• _Exercise directions_:
Pictures should be excluded; otherwise, copy every entry exactly.

• _Material for the task_:
——
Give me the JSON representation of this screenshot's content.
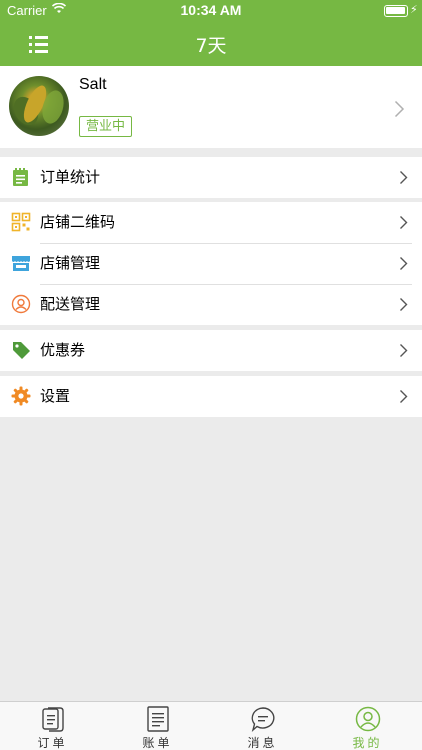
{
  "status_bar": {
    "carrier": "Carrier",
    "time": "10:34 AM"
  },
  "nav": {
    "title": "7天",
    "menu_icon": "list-menu-icon"
  },
  "profile": {
    "name": "Salt",
    "status": "营业中"
  },
  "menu": {
    "orders_stats": {
      "label": "订单统计",
      "icon": "notepad-icon"
    },
    "store_qrcode": {
      "label": "店铺二维码",
      "icon": "qrcode-icon"
    },
    "store_manage": {
      "label": "店铺管理",
      "icon": "storefront-icon"
    },
    "delivery_manage": {
      "label": "配送管理",
      "icon": "courier-icon"
    },
    "coupons": {
      "label": "优惠券",
      "icon": "tag-icon"
    },
    "settings": {
      "label": "设置",
      "icon": "gear-icon"
    }
  },
  "tabs": [
    {
      "label": "订单",
      "icon": "order-doc-icon",
      "active": false
    },
    {
      "label": "账单",
      "icon": "bill-icon",
      "active": false
    },
    {
      "label": "消息",
      "icon": "chat-bubble-icon",
      "active": false
    },
    {
      "label": "我的",
      "icon": "person-circle-icon",
      "active": true
    }
  ],
  "colors": {
    "accent": "#76b843",
    "background": "#ebebeb",
    "qrcode_icon": "#f0b429",
    "store_icon": "#3ea4dc",
    "courier_icon": "#f07a3c",
    "gear_icon": "#f08a24"
  }
}
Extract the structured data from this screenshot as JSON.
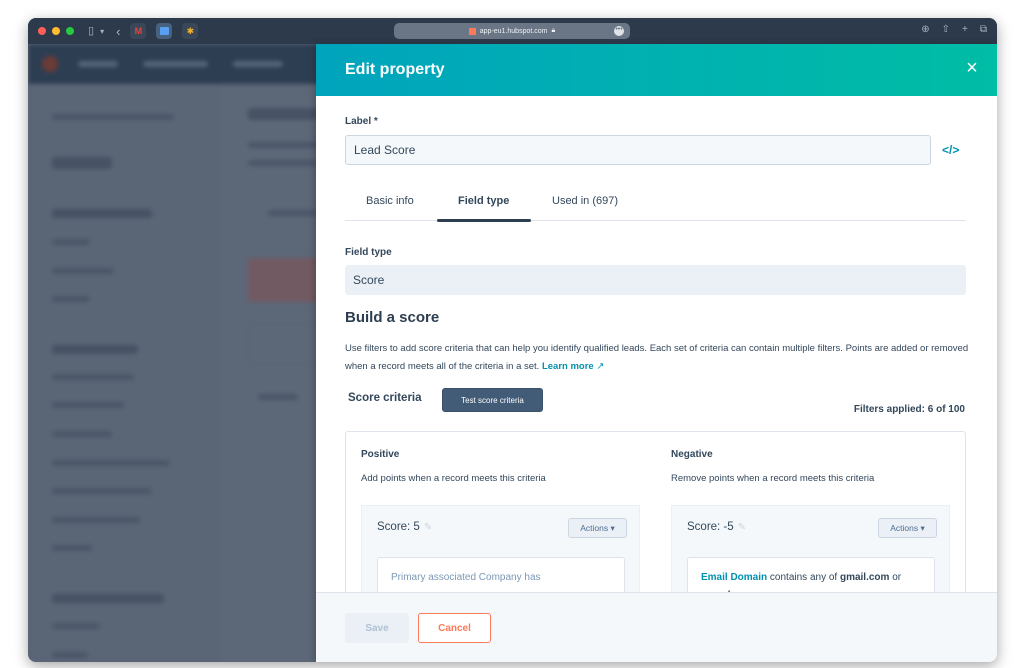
{
  "browser": {
    "address": "app-eu1.hubspot.com",
    "traffic_colors": {
      "close": "#ff5f57",
      "minimize": "#febc2e",
      "maximize": "#28c840"
    },
    "icons": {
      "sidebar": "sidebar-icon",
      "back": "‹",
      "tabs": [
        "gmail-icon",
        "calendar-icon",
        "slack-icon"
      ],
      "right": [
        "download-icon",
        "share-icon",
        "new-tab-icon",
        "tab-overview-icon"
      ]
    }
  },
  "modal": {
    "title": "Edit property",
    "close_icon": "×",
    "label_title": "Label *",
    "label_value": "Lead Score",
    "code_icon": "</>",
    "tabs": [
      {
        "label": "Basic info",
        "active": false
      },
      {
        "label": "Field type",
        "active": true
      },
      {
        "label": "Used in (697)",
        "active": false
      }
    ],
    "field_type_title": "Field type",
    "field_type_value": "Score",
    "build_title": "Build a score",
    "build_desc": "Use filters to add score criteria that can help you identify qualified leads. Each set of criteria can contain multiple filters. Points are added or removed when a record meets all of the criteria in a set.",
    "learn_more": "Learn more",
    "score_criteria_title": "Score criteria",
    "test_button": "Test score criteria",
    "filters_applied": "Filters applied: 6 of 100",
    "positive": {
      "title": "Positive",
      "desc": "Add points when a record meets this criteria",
      "score_label": "Score: 5",
      "actions": "Actions ▾",
      "filter_text": "Primary associated Company has"
    },
    "negative": {
      "title": "Negative",
      "desc": "Remove points when a record meets this criteria",
      "score_label": "Score: -5",
      "actions": "Actions ▾",
      "filter_property": "Email Domain",
      "filter_operator": " contains any of ",
      "filter_value1": "gmail.com",
      "filter_joiner": " or ",
      "filter_value2": "gmx.de"
    },
    "footer": {
      "save": "Save",
      "cancel": "Cancel"
    }
  },
  "colors": {
    "header_gradient_start": "#00a4bd",
    "header_gradient_end": "#00bda5",
    "link": "#0091ae",
    "cancel": "#ff7a59",
    "primary_text": "#33475b"
  }
}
——
• _Exercise solution_:
Give me the JSON representation of this screenshot's content.
{
  "status_bar": {
    "carrier": "Carrier",
    "time": "10:34 AM"
  },
  "nav": {
    "title": "7天",
    "menu_icon": "list-menu-icon"
  },
  "profile": {
    "name": "Salt",
    "status": "营业中"
  },
  "menu": {
    "orders_stats": {
      "label": "订单统计",
      "icon": "notepad-icon"
    },
    "store_qrcode": {
      "label": "店铺二维码",
      "icon": "qrcode-icon"
    },
    "store_manage": {
      "label": "店铺管理",
      "icon": "storefront-icon"
    },
    "delivery_manage": {
      "label": "配送管理",
      "icon": "courier-icon"
    },
    "coupons": {
      "label": "优惠券",
      "icon": "tag-icon"
    },
    "settings": {
      "label": "设置",
      "icon": "gear-icon"
    }
  },
  "tabs": [
    {
      "label": "订单",
      "icon": "order-doc-icon",
      "active": false
    },
    {
      "label": "账单",
      "icon": "bill-icon",
      "active": false
    },
    {
      "label": "消息",
      "icon": "chat-bubble-icon",
      "active": false
    },
    {
      "label": "我的",
      "icon": "person-circle-icon",
      "active": true
    }
  ],
  "colors": {
    "accent": "#76b843",
    "background": "#ebebeb",
    "qrcode_icon": "#f0b429",
    "store_icon": "#3ea4dc",
    "courier_icon": "#f07a3c",
    "gear_icon": "#f08a24"
  }
}
Extract the structured data from this screenshot as JSON.
{
  "browser": {
    "address": "app-eu1.hubspot.com",
    "traffic_colors": {
      "close": "#ff5f57",
      "minimize": "#febc2e",
      "maximize": "#28c840"
    },
    "icons": {
      "sidebar": "sidebar-icon",
      "back": "‹",
      "tabs": [
        "gmail-icon",
        "calendar-icon",
        "slack-icon"
      ],
      "right": [
        "download-icon",
        "share-icon",
        "new-tab-icon",
        "tab-overview-icon"
      ]
    }
  },
  "modal": {
    "title": "Edit property",
    "close_icon": "×",
    "label_title": "Label *",
    "label_value": "Lead Score",
    "code_icon": "</>",
    "tabs": [
      {
        "label": "Basic info",
        "active": false
      },
      {
        "label": "Field type",
        "active": true
      },
      {
        "label": "Used in (697)",
        "active": false
      }
    ],
    "field_type_title": "Field type",
    "field_type_value": "Score",
    "build_title": "Build a score",
    "build_desc": "Use filters to add score criteria that can help you identify qualified leads. Each set of criteria can contain multiple filters. Points are added or removed when a record meets all of the criteria in a set.",
    "learn_more": "Learn more",
    "score_criteria_title": "Score criteria",
    "test_button": "Test score criteria",
    "filters_applied": "Filters applied: 6 of 100",
    "positive": {
      "title": "Positive",
      "desc": "Add points when a record meets this criteria",
      "score_label": "Score: 5",
      "actions": "Actions ▾",
      "filter_text": "Primary associated Company has"
    },
    "negative": {
      "title": "Negative",
      "desc": "Remove points when a record meets this criteria",
      "score_label": "Score: -5",
      "actions": "Actions ▾",
      "filter_property": "Email Domain",
      "filter_operator": " contains any of ",
      "filter_value1": "gmail.com",
      "filter_joiner": " or ",
      "filter_value2": "gmx.de"
    },
    "footer": {
      "save": "Save",
      "cancel": "Cancel"
    }
  },
  "colors": {
    "header_gradient_start": "#00a4bd",
    "header_gradient_end": "#00bda5",
    "link": "#0091ae",
    "cancel": "#ff7a59",
    "primary_text": "#33475b"
  }
}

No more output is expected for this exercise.